WRITTEN INSTRUCTION
Can you transcribe every line exactly and leave the pictures behind?

INPUT RECORDS
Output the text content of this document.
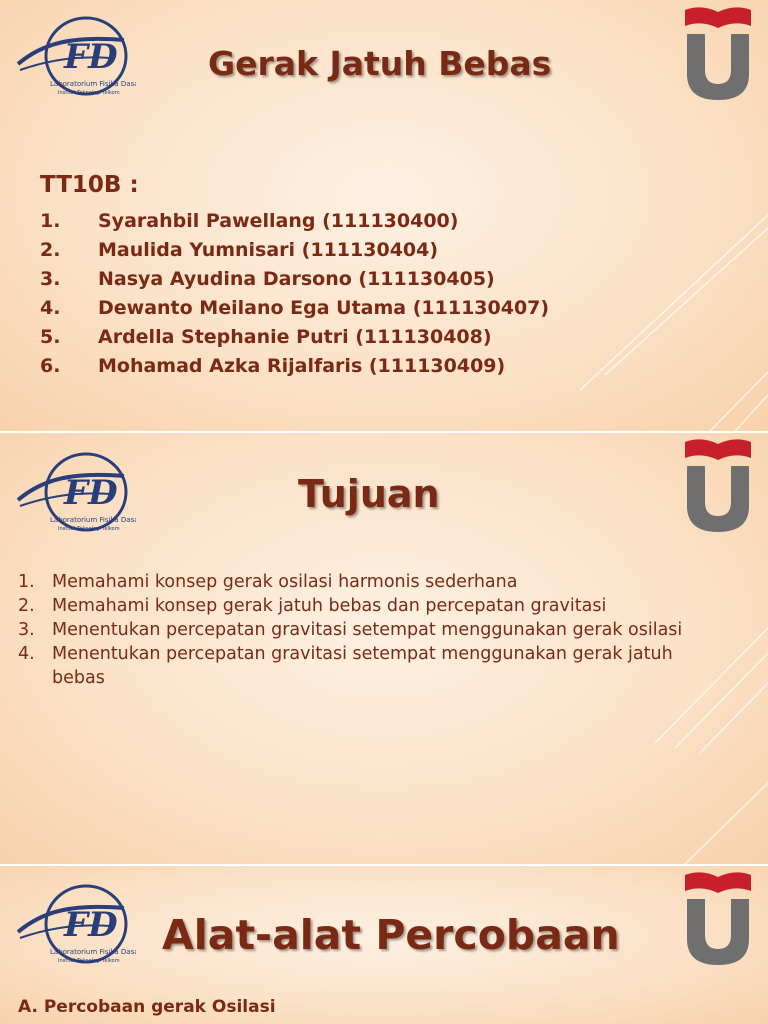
FD
Laboratorium Fisika Dasar
Institut Teknologi Telkom
Gerak Jatuh Bebas
TT10B :
1. Syarahbil Pawellang (111130400)
2. Maulida Yumnisari (111130404)
3. Nasya Ayudina Darsono (111130405)
4. Dewanto Meilano Ega Utama (111130407)
5. Ardella Stephanie Putri (111130408)
6. Mohamad Azka Rijalfaris (111130409)
FD
Laboratorium Fisika Dasar
Institut Teknologi Telkom
Tujuan
1. Memahami konsep gerak osilasi harmonis sederhana
2. Memahami konsep gerak jatuh bebas dan percepatan gravitasi
3. Menentukan percepatan gravitasi setempat menggunakan gerak osilasi
4. Menentukan percepatan gravitasi setempat menggunakan gerak jatuh bebas
FD
Laboratorium Fisika Dasar
Institut Teknologi Telkom
Alat-alat Percobaan
A. Percobaan gerak Osilasi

EXERCISE SOLUTION
Output the text content of this document.
FD
Laboratorium Fisika Dasar
Institut Teknologi Telkom
Gerak Jatuh Bebas
TT10B :
1. Syarahbil Pawellang (111130400)
2. Maulida Yumnisari (111130404)
3. Nasya Ayudina Darsono (111130405)
4. Dewanto Meilano Ega Utama (111130407)
5. Ardella Stephanie Putri (111130408)
6. Mohamad Azka Rijalfaris (111130409)
FD
Laboratorium Fisika Dasar
Institut Teknologi Telkom
Tujuan
1. Memahami konsep gerak osilasi harmonis sederhana
2. Memahami konsep gerak jatuh bebas dan percepatan gravitasi
3. Menentukan percepatan gravitasi setempat menggunakan gerak osilasi
4. Menentukan percepatan gravitasi setempat menggunakan gerak jatuh bebas
FD
Laboratorium Fisika Dasar
Institut Teknologi Telkom
Alat-alat Percobaan
A. Percobaan gerak Osilasi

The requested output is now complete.